[Records shown start]

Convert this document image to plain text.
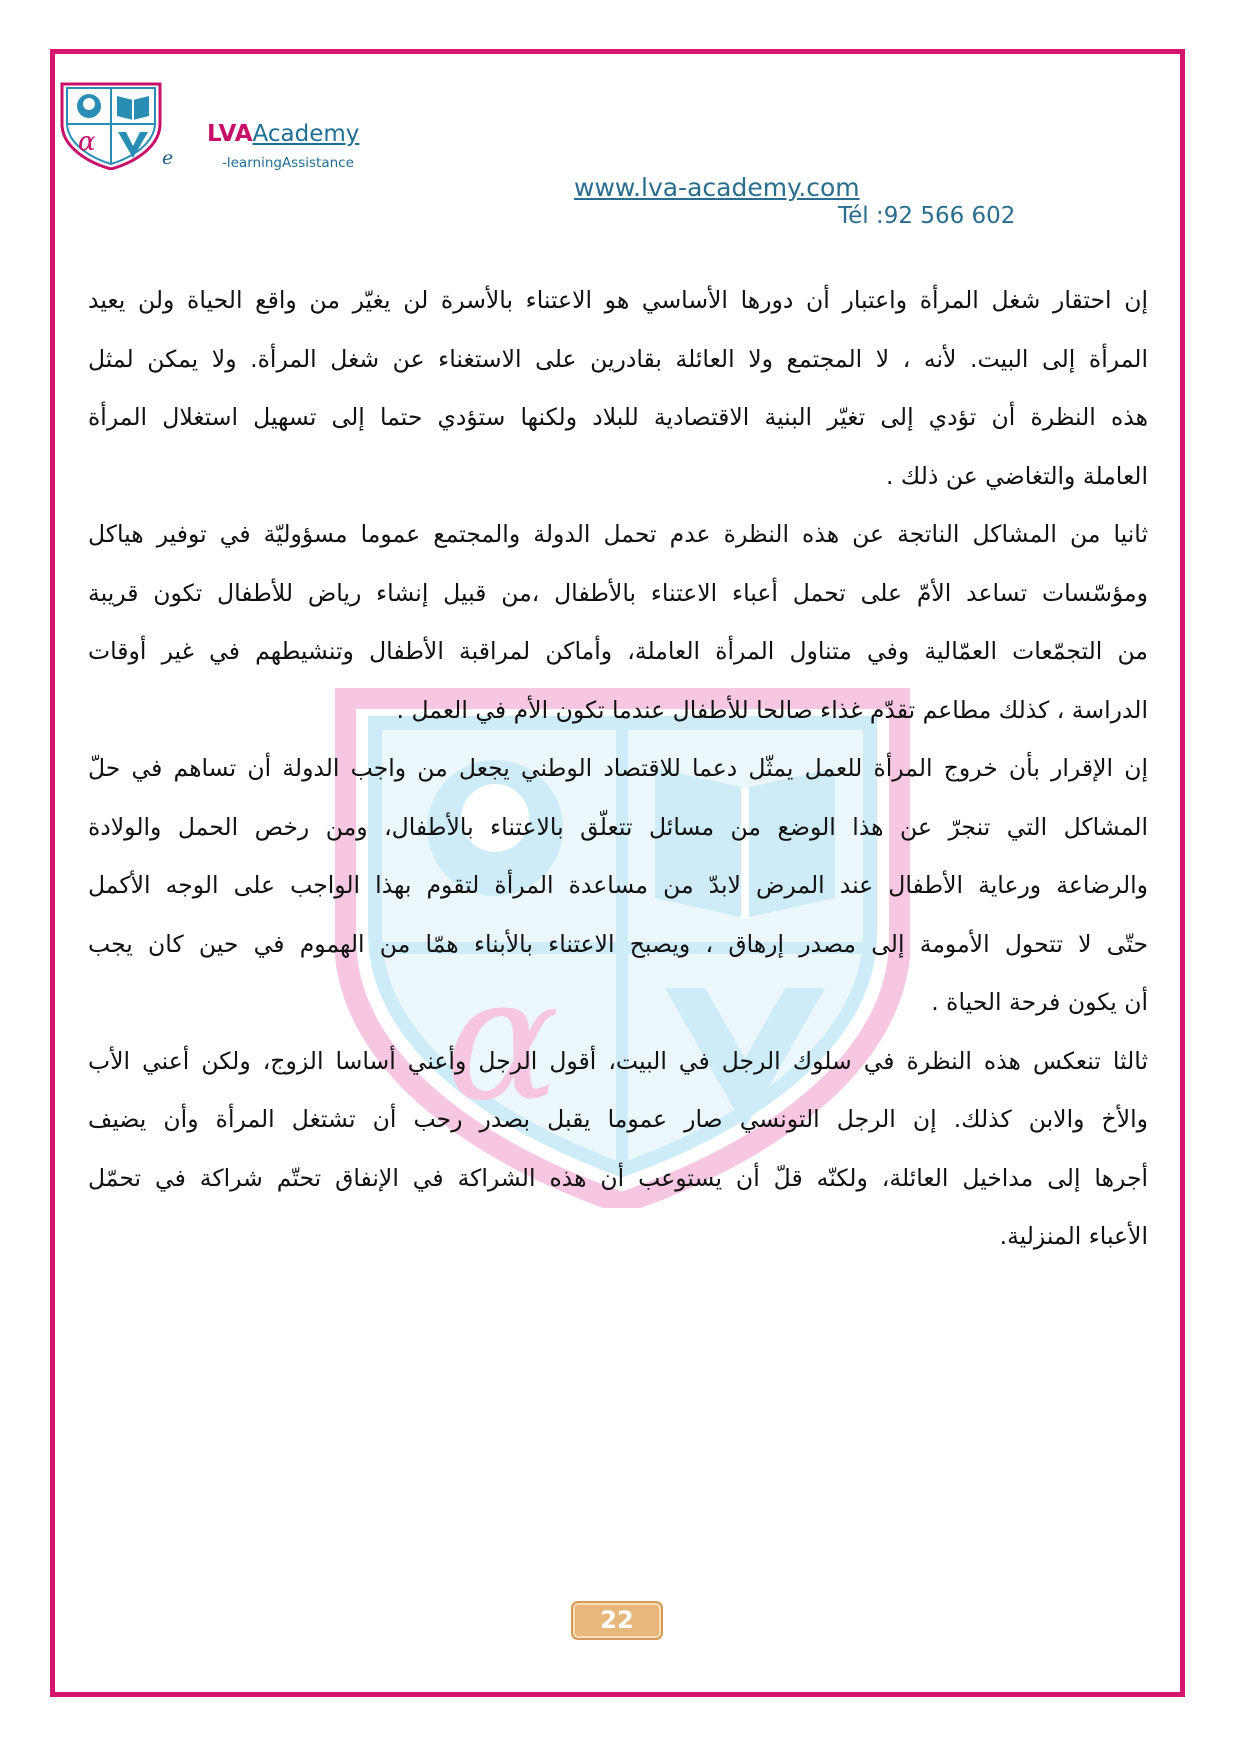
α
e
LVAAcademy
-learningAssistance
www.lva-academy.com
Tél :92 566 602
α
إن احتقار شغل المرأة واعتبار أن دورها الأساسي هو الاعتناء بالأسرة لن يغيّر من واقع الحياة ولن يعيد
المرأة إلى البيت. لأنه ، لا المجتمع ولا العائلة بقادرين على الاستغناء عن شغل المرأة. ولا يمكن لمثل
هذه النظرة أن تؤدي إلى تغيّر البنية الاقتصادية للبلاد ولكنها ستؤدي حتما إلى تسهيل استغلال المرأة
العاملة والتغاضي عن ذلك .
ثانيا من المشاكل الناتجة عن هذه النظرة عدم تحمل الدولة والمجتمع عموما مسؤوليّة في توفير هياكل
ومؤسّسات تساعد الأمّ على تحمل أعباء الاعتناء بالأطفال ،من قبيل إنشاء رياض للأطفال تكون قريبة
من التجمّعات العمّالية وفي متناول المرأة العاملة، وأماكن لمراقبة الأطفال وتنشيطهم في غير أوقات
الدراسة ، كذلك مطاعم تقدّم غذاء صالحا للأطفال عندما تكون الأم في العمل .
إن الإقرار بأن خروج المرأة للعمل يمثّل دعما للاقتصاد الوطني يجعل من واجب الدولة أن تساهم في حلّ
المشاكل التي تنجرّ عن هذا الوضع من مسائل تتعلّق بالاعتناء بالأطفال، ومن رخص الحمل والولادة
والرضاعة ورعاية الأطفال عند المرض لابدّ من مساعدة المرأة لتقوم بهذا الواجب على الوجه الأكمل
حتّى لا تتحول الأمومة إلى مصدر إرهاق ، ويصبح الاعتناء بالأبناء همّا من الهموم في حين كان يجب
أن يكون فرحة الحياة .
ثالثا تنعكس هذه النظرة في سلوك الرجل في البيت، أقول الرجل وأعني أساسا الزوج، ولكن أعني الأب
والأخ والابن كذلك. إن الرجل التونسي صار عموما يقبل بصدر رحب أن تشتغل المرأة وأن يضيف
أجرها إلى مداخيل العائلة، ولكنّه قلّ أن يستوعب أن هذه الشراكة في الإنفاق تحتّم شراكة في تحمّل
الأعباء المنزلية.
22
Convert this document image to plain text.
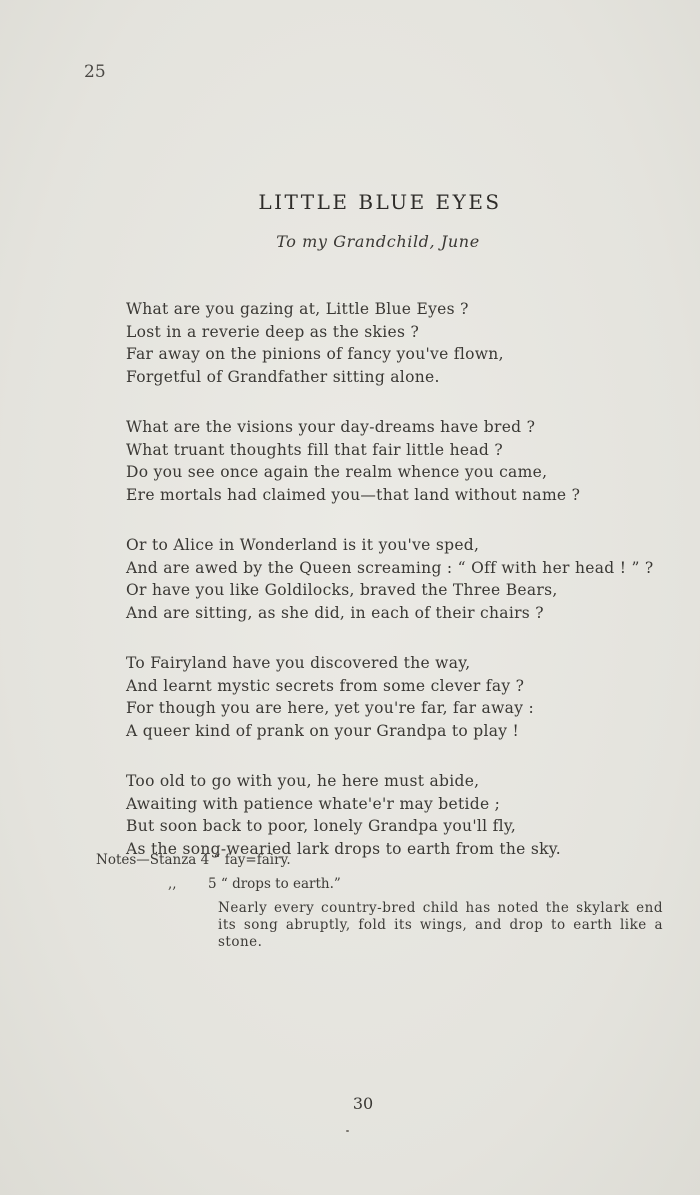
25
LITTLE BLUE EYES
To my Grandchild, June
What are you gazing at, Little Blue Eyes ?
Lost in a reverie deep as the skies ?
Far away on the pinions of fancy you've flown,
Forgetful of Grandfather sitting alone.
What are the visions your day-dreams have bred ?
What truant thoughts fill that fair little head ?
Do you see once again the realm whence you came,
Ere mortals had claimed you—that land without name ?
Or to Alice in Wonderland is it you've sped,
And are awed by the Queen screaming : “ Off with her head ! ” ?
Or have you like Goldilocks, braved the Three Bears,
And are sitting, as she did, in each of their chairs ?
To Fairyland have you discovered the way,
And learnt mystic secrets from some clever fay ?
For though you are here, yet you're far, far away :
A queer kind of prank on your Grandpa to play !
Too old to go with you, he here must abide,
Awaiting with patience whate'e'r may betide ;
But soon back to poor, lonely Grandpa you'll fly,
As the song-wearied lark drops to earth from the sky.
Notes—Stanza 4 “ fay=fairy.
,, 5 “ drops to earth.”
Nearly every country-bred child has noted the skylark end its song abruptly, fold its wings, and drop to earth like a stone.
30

[Records shown end]
[Records shown start]

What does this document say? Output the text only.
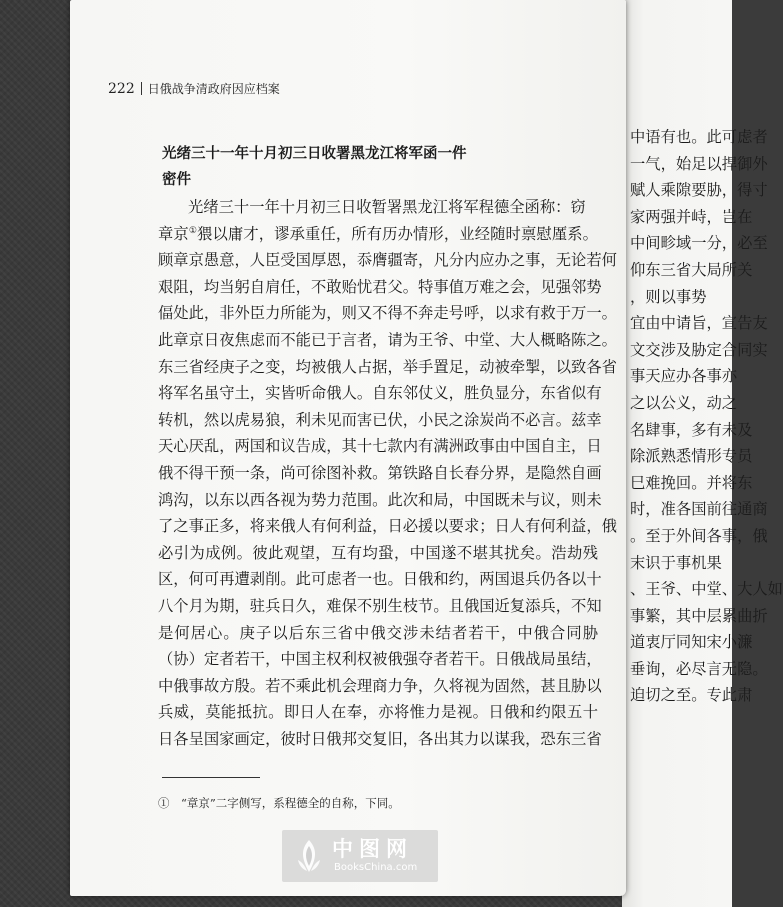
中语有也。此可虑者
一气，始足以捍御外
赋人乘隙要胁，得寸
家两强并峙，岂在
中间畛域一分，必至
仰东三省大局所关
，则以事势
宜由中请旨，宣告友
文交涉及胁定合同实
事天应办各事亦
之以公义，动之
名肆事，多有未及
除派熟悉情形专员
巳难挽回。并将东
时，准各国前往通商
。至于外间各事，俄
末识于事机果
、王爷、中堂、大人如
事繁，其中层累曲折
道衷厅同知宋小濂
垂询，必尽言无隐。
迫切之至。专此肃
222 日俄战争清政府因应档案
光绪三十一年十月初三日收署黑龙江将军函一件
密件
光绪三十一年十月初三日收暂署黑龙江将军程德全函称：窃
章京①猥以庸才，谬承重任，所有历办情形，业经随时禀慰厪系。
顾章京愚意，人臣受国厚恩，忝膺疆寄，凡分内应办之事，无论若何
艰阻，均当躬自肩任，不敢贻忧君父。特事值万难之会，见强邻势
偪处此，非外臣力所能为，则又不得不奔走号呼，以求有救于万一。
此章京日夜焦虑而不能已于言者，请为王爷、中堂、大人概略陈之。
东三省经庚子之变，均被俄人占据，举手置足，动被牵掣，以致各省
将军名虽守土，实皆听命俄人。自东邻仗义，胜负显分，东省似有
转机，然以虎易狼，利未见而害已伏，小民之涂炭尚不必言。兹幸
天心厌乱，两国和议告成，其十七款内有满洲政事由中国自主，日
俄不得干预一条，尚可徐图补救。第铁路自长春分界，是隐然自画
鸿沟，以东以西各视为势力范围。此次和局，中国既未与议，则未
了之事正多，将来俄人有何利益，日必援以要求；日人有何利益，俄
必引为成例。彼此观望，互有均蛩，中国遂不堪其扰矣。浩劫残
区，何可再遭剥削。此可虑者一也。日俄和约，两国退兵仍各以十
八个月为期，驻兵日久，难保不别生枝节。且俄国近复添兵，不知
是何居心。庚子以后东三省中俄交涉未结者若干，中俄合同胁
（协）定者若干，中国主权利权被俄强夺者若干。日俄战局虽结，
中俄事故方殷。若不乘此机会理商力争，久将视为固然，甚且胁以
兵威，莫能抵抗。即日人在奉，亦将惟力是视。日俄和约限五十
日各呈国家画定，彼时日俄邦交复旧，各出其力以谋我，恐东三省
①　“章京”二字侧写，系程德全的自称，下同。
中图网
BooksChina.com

[Records shown end]

__Exercise requirements__
Every line of the listing that holds "الحياة" should be found and copied.

__Written reply__
إن احتقار شغل المرأة واعتبار أن دورها الأساسي هو الاعتناء بالأسرة لن يغيّر من واقع الحياة ولن يعيد
أن يكون فرحة الحياة .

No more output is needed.